▶ [INFORMATION SUPPLIED]:

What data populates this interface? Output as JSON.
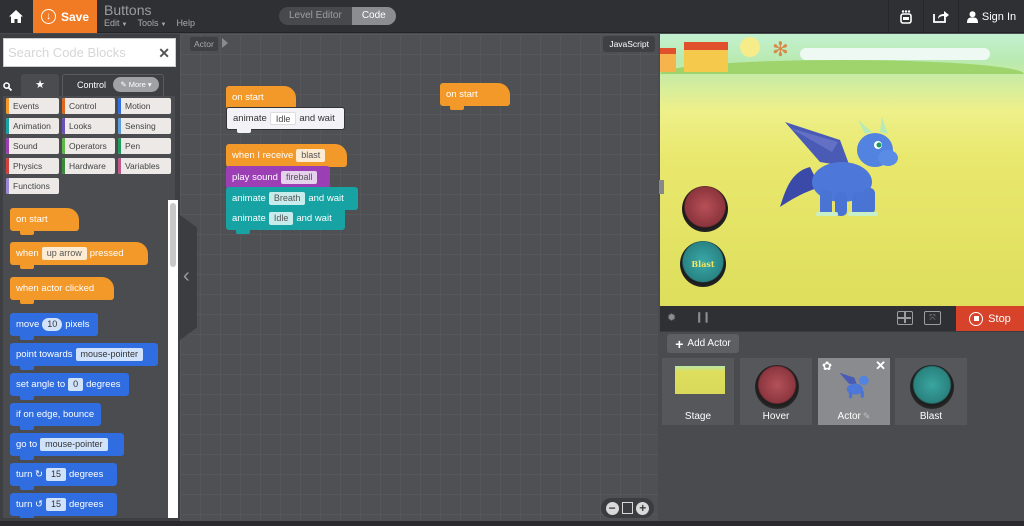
{
  "topbar": {
    "home_icon": "home-icon",
    "save_label": "Save",
    "project_title": "Buttons",
    "menu": [
      {
        "label": "Edit",
        "has_caret": true
      },
      {
        "label": "Tools",
        "has_caret": true
      },
      {
        "label": "Help",
        "has_caret": false
      }
    ],
    "mode_tabs": [
      {
        "label": "Level Editor",
        "active": false
      },
      {
        "label": "Code",
        "active": true
      }
    ],
    "right_icons": [
      "robot-icon",
      "share-icon"
    ],
    "signin_label": "Sign In"
  },
  "palette": {
    "search_placeholder": "Search Code Blocks",
    "search_value": "",
    "favorites_icon": "star-icon",
    "current_tab": "Control",
    "more_label": "More",
    "categories": [
      {
        "label": "Events",
        "color": "#f3992a"
      },
      {
        "label": "Control",
        "color": "#e0661f"
      },
      {
        "label": "Motion",
        "color": "#2f6de1"
      },
      {
        "label": "Animation",
        "color": "#17a3a3"
      },
      {
        "label": "Looks",
        "color": "#6a4fb8"
      },
      {
        "label": "Sensing",
        "color": "#5b9bd8"
      },
      {
        "label": "Sound",
        "color": "#9c3fb5"
      },
      {
        "label": "Operators",
        "color": "#5eb849"
      },
      {
        "label": "Pen",
        "color": "#1f9a5a"
      },
      {
        "label": "Physics",
        "color": "#d2413d"
      },
      {
        "label": "Hardware",
        "color": "#3a8a3a"
      },
      {
        "label": "Variables",
        "color": "#c0578a"
      },
      {
        "label": "Functions",
        "color": "#9b87d4"
      }
    ],
    "blocks": [
      {
        "type": "event",
        "parts": [
          "on start"
        ]
      },
      {
        "type": "event",
        "parts": [
          "when",
          "up arrow",
          "pressed"
        ]
      },
      {
        "type": "event",
        "parts": [
          "when actor clicked"
        ]
      },
      {
        "type": "motion",
        "parts": [
          "move",
          "10",
          "pixels"
        ]
      },
      {
        "type": "motion",
        "parts": [
          "point towards",
          "mouse-pointer"
        ]
      },
      {
        "type": "motion",
        "parts": [
          "set angle to",
          "0",
          "degrees"
        ]
      },
      {
        "type": "motion",
        "parts": [
          "if on edge, bounce"
        ]
      },
      {
        "type": "motion",
        "parts": [
          "go to",
          "mouse-pointer"
        ]
      },
      {
        "type": "motion",
        "parts": [
          "turn ↻",
          "15",
          "degrees"
        ]
      },
      {
        "type": "motion",
        "parts": [
          "turn ↺",
          "15",
          "degrees"
        ]
      }
    ]
  },
  "workspace": {
    "actor_crumb": "Actor",
    "js_label": "JavaScript",
    "scripts": {
      "s1": {
        "hat": "on start",
        "b1": [
          "animate",
          "Idle",
          "and wait"
        ]
      },
      "s2": {
        "hat": [
          "when I receive",
          "blast"
        ],
        "b1": [
          "play sound",
          "fireball"
        ],
        "b2": [
          "animate",
          "Breath",
          "and wait"
        ],
        "b3": [
          "animate",
          "Idle",
          "and wait"
        ]
      },
      "s3": {
        "hat": "on start"
      }
    },
    "zoom_controls": [
      "zoom-out-icon",
      "reset-zoom-icon",
      "zoom-in-icon"
    ]
  },
  "stage": {
    "blast_button_text": "Blast",
    "stop_label": "Stop"
  },
  "actors": {
    "add_label": "Add Actor",
    "items": [
      {
        "label": "Stage",
        "active": false
      },
      {
        "label": "Hover",
        "active": false
      },
      {
        "label": "Actor",
        "active": true
      },
      {
        "label": "Blast",
        "active": false
      }
    ]
  }
}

▶ [BRIEF]:
Leave out the pictures and repeat everything else in the records exactly.

▶ [TASK ANSWER]:
What data populates this interface? Output as JSON.
{
  "topbar": {
    "home_icon": "home-icon",
    "save_label": "Save",
    "project_title": "Buttons",
    "menu": [
      {
        "label": "Edit",
        "has_caret": true
      },
      {
        "label": "Tools",
        "has_caret": true
      },
      {
        "label": "Help",
        "has_caret": false
      }
    ],
    "mode_tabs": [
      {
        "label": "Level Editor",
        "active": false
      },
      {
        "label": "Code",
        "active": true
      }
    ],
    "right_icons": [
      "robot-icon",
      "share-icon"
    ],
    "signin_label": "Sign In"
  },
  "palette": {
    "search_placeholder": "Search Code Blocks",
    "search_value": "",
    "favorites_icon": "star-icon",
    "current_tab": "Control",
    "more_label": "More",
    "categories": [
      {
        "label": "Events",
        "color": "#f3992a"
      },
      {
        "label": "Control",
        "color": "#e0661f"
      },
      {
        "label": "Motion",
        "color": "#2f6de1"
      },
      {
        "label": "Animation",
        "color": "#17a3a3"
      },
      {
        "label": "Looks",
        "color": "#6a4fb8"
      },
      {
        "label": "Sensing",
        "color": "#5b9bd8"
      },
      {
        "label": "Sound",
        "color": "#9c3fb5"
      },
      {
        "label": "Operators",
        "color": "#5eb849"
      },
      {
        "label": "Pen",
        "color": "#1f9a5a"
      },
      {
        "label": "Physics",
        "color": "#d2413d"
      },
      {
        "label": "Hardware",
        "color": "#3a8a3a"
      },
      {
        "label": "Variables",
        "color": "#c0578a"
      },
      {
        "label": "Functions",
        "color": "#9b87d4"
      }
    ],
    "blocks": [
      {
        "type": "event",
        "parts": [
          "on start"
        ]
      },
      {
        "type": "event",
        "parts": [
          "when",
          "up arrow",
          "pressed"
        ]
      },
      {
        "type": "event",
        "parts": [
          "when actor clicked"
        ]
      },
      {
        "type": "motion",
        "parts": [
          "move",
          "10",
          "pixels"
        ]
      },
      {
        "type": "motion",
        "parts": [
          "point towards",
          "mouse-pointer"
        ]
      },
      {
        "type": "motion",
        "parts": [
          "set angle to",
          "0",
          "degrees"
        ]
      },
      {
        "type": "motion",
        "parts": [
          "if on edge, bounce"
        ]
      },
      {
        "type": "motion",
        "parts": [
          "go to",
          "mouse-pointer"
        ]
      },
      {
        "type": "motion",
        "parts": [
          "turn ↻",
          "15",
          "degrees"
        ]
      },
      {
        "type": "motion",
        "parts": [
          "turn ↺",
          "15",
          "degrees"
        ]
      }
    ]
  },
  "workspace": {
    "actor_crumb": "Actor",
    "js_label": "JavaScript",
    "scripts": {
      "s1": {
        "hat": "on start",
        "b1": [
          "animate",
          "Idle",
          "and wait"
        ]
      },
      "s2": {
        "hat": [
          "when I receive",
          "blast"
        ],
        "b1": [
          "play sound",
          "fireball"
        ],
        "b2": [
          "animate",
          "Breath",
          "and wait"
        ],
        "b3": [
          "animate",
          "Idle",
          "and wait"
        ]
      },
      "s3": {
        "hat": "on start"
      }
    },
    "zoom_controls": [
      "zoom-out-icon",
      "reset-zoom-icon",
      "zoom-in-icon"
    ]
  },
  "stage": {
    "blast_button_text": "Blast",
    "stop_label": "Stop"
  },
  "actors": {
    "add_label": "Add Actor",
    "items": [
      {
        "label": "Stage",
        "active": false
      },
      {
        "label": "Hover",
        "active": false
      },
      {
        "label": "Actor",
        "active": true
      },
      {
        "label": "Blast",
        "active": false
      }
    ]
  }
}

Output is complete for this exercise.